#### TASK GOAL:
Give every line again exactly as it appears, please, but not the pictures.

#### RECORDS TO PROCESS:
--------------------------------

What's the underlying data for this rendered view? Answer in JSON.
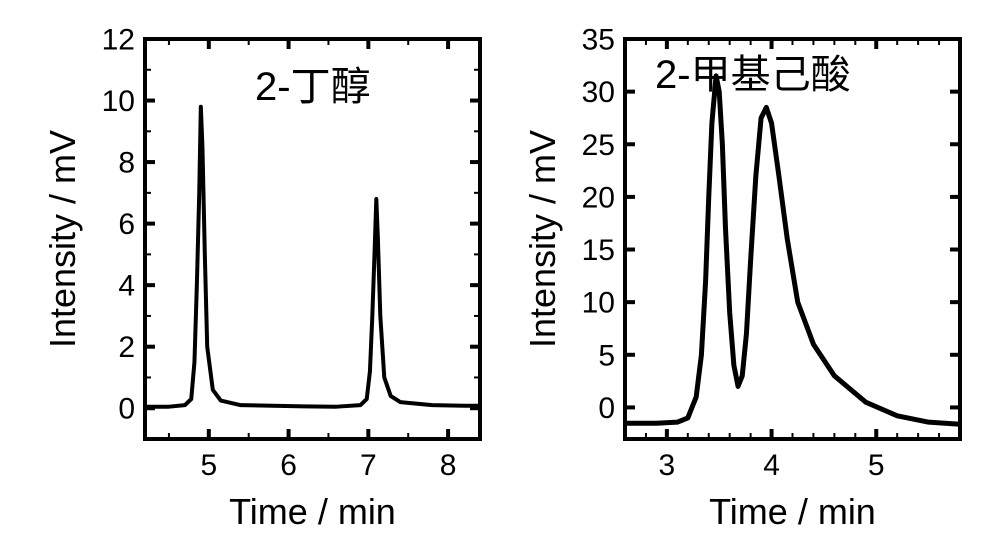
{
  "figure": {
    "background_color": "#ffffff",
    "stroke_color": "#000000",
    "plots": [
      {
        "id": "left",
        "type": "line",
        "title": "2-丁醇",
        "title_fontsize": 40,
        "axis_label_fontsize": 36,
        "tick_fontsize": 30,
        "xlabel": "Time  / min",
        "ylabel": "Intensity / mV",
        "xlim": [
          4.2,
          8.4
        ],
        "ylim": [
          -1,
          12
        ],
        "xticks": [
          5,
          6,
          7,
          8
        ],
        "yticks": [
          0,
          2,
          4,
          6,
          8,
          10,
          12
        ],
        "line_color": "#000000",
        "line_width": 4,
        "axis_line_width": 4,
        "tick_len_major": 10,
        "tick_len_minor": 6,
        "x_minor_per_major": 1,
        "y_minor_per_major": 1,
        "points": [
          [
            4.2,
            0.05
          ],
          [
            4.5,
            0.05
          ],
          [
            4.7,
            0.1
          ],
          [
            4.78,
            0.3
          ],
          [
            4.82,
            1.5
          ],
          [
            4.85,
            4.0
          ],
          [
            4.88,
            7.0
          ],
          [
            4.9,
            9.8
          ],
          [
            4.92,
            8.5
          ],
          [
            4.95,
            5.0
          ],
          [
            4.98,
            2.0
          ],
          [
            5.05,
            0.6
          ],
          [
            5.15,
            0.25
          ],
          [
            5.4,
            0.1
          ],
          [
            5.8,
            0.08
          ],
          [
            6.2,
            0.06
          ],
          [
            6.6,
            0.05
          ],
          [
            6.9,
            0.1
          ],
          [
            6.98,
            0.3
          ],
          [
            7.02,
            1.2
          ],
          [
            7.05,
            3.0
          ],
          [
            7.08,
            5.2
          ],
          [
            7.1,
            6.8
          ],
          [
            7.12,
            5.5
          ],
          [
            7.15,
            3.0
          ],
          [
            7.2,
            1.0
          ],
          [
            7.28,
            0.4
          ],
          [
            7.4,
            0.2
          ],
          [
            7.8,
            0.1
          ],
          [
            8.2,
            0.08
          ],
          [
            8.4,
            0.08
          ]
        ]
      },
      {
        "id": "right",
        "type": "line",
        "title": "2-甲基己酸",
        "title_fontsize": 40,
        "axis_label_fontsize": 36,
        "tick_fontsize": 30,
        "xlabel": "Time  / min",
        "ylabel": "Intensity / mV",
        "xlim": [
          2.6,
          5.8
        ],
        "ylim": [
          -3,
          35
        ],
        "xticks": [
          3,
          4,
          5
        ],
        "yticks": [
          0,
          5,
          10,
          15,
          20,
          25,
          30,
          35
        ],
        "line_color": "#000000",
        "line_width": 5,
        "axis_line_width": 4,
        "tick_len_major": 10,
        "tick_len_minor": 6,
        "x_minor_per_major": 4,
        "y_minor_per_major": 0,
        "points": [
          [
            2.6,
            -1.5
          ],
          [
            2.9,
            -1.5
          ],
          [
            3.1,
            -1.4
          ],
          [
            3.2,
            -1.0
          ],
          [
            3.28,
            1.0
          ],
          [
            3.33,
            5.0
          ],
          [
            3.37,
            12.0
          ],
          [
            3.4,
            20.0
          ],
          [
            3.43,
            27.0
          ],
          [
            3.47,
            31.5
          ],
          [
            3.5,
            30.0
          ],
          [
            3.53,
            25.0
          ],
          [
            3.56,
            17.0
          ],
          [
            3.6,
            9.0
          ],
          [
            3.64,
            4.0
          ],
          [
            3.68,
            2.0
          ],
          [
            3.72,
            3.0
          ],
          [
            3.76,
            7.0
          ],
          [
            3.8,
            14.0
          ],
          [
            3.85,
            22.0
          ],
          [
            3.9,
            27.5
          ],
          [
            3.95,
            28.5
          ],
          [
            4.0,
            27.0
          ],
          [
            4.07,
            22.0
          ],
          [
            4.15,
            16.0
          ],
          [
            4.25,
            10.0
          ],
          [
            4.4,
            6.0
          ],
          [
            4.6,
            3.0
          ],
          [
            4.9,
            0.5
          ],
          [
            5.2,
            -0.8
          ],
          [
            5.5,
            -1.4
          ],
          [
            5.8,
            -1.6
          ]
        ]
      }
    ]
  }
}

--------------------------------

#### ANSWER IN FULL:
What's the underlying data for this rendered view? Answer in JSON.
{
  "figure": {
    "background_color": "#ffffff",
    "stroke_color": "#000000",
    "plots": [
      {
        "id": "left",
        "type": "line",
        "title": "2-丁醇",
        "title_fontsize": 40,
        "axis_label_fontsize": 36,
        "tick_fontsize": 30,
        "xlabel": "Time  / min",
        "ylabel": "Intensity / mV",
        "xlim": [
          4.2,
          8.4
        ],
        "ylim": [
          -1,
          12
        ],
        "xticks": [
          5,
          6,
          7,
          8
        ],
        "yticks": [
          0,
          2,
          4,
          6,
          8,
          10,
          12
        ],
        "line_color": "#000000",
        "line_width": 4,
        "axis_line_width": 4,
        "tick_len_major": 10,
        "tick_len_minor": 6,
        "x_minor_per_major": 1,
        "y_minor_per_major": 1,
        "points": [
          [
            4.2,
            0.05
          ],
          [
            4.5,
            0.05
          ],
          [
            4.7,
            0.1
          ],
          [
            4.78,
            0.3
          ],
          [
            4.82,
            1.5
          ],
          [
            4.85,
            4.0
          ],
          [
            4.88,
            7.0
          ],
          [
            4.9,
            9.8
          ],
          [
            4.92,
            8.5
          ],
          [
            4.95,
            5.0
          ],
          [
            4.98,
            2.0
          ],
          [
            5.05,
            0.6
          ],
          [
            5.15,
            0.25
          ],
          [
            5.4,
            0.1
          ],
          [
            5.8,
            0.08
          ],
          [
            6.2,
            0.06
          ],
          [
            6.6,
            0.05
          ],
          [
            6.9,
            0.1
          ],
          [
            6.98,
            0.3
          ],
          [
            7.02,
            1.2
          ],
          [
            7.05,
            3.0
          ],
          [
            7.08,
            5.2
          ],
          [
            7.1,
            6.8
          ],
          [
            7.12,
            5.5
          ],
          [
            7.15,
            3.0
          ],
          [
            7.2,
            1.0
          ],
          [
            7.28,
            0.4
          ],
          [
            7.4,
            0.2
          ],
          [
            7.8,
            0.1
          ],
          [
            8.2,
            0.08
          ],
          [
            8.4,
            0.08
          ]
        ]
      },
      {
        "id": "right",
        "type": "line",
        "title": "2-甲基己酸",
        "title_fontsize": 40,
        "axis_label_fontsize": 36,
        "tick_fontsize": 30,
        "xlabel": "Time  / min",
        "ylabel": "Intensity / mV",
        "xlim": [
          2.6,
          5.8
        ],
        "ylim": [
          -3,
          35
        ],
        "xticks": [
          3,
          4,
          5
        ],
        "yticks": [
          0,
          5,
          10,
          15,
          20,
          25,
          30,
          35
        ],
        "line_color": "#000000",
        "line_width": 5,
        "axis_line_width": 4,
        "tick_len_major": 10,
        "tick_len_minor": 6,
        "x_minor_per_major": 4,
        "y_minor_per_major": 0,
        "points": [
          [
            2.6,
            -1.5
          ],
          [
            2.9,
            -1.5
          ],
          [
            3.1,
            -1.4
          ],
          [
            3.2,
            -1.0
          ],
          [
            3.28,
            1.0
          ],
          [
            3.33,
            5.0
          ],
          [
            3.37,
            12.0
          ],
          [
            3.4,
            20.0
          ],
          [
            3.43,
            27.0
          ],
          [
            3.47,
            31.5
          ],
          [
            3.5,
            30.0
          ],
          [
            3.53,
            25.0
          ],
          [
            3.56,
            17.0
          ],
          [
            3.6,
            9.0
          ],
          [
            3.64,
            4.0
          ],
          [
            3.68,
            2.0
          ],
          [
            3.72,
            3.0
          ],
          [
            3.76,
            7.0
          ],
          [
            3.8,
            14.0
          ],
          [
            3.85,
            22.0
          ],
          [
            3.9,
            27.5
          ],
          [
            3.95,
            28.5
          ],
          [
            4.0,
            27.0
          ],
          [
            4.07,
            22.0
          ],
          [
            4.15,
            16.0
          ],
          [
            4.25,
            10.0
          ],
          [
            4.4,
            6.0
          ],
          [
            4.6,
            3.0
          ],
          [
            4.9,
            0.5
          ],
          [
            5.2,
            -0.8
          ],
          [
            5.5,
            -1.4
          ],
          [
            5.8,
            -1.6
          ]
        ]
      }
    ]
  }
}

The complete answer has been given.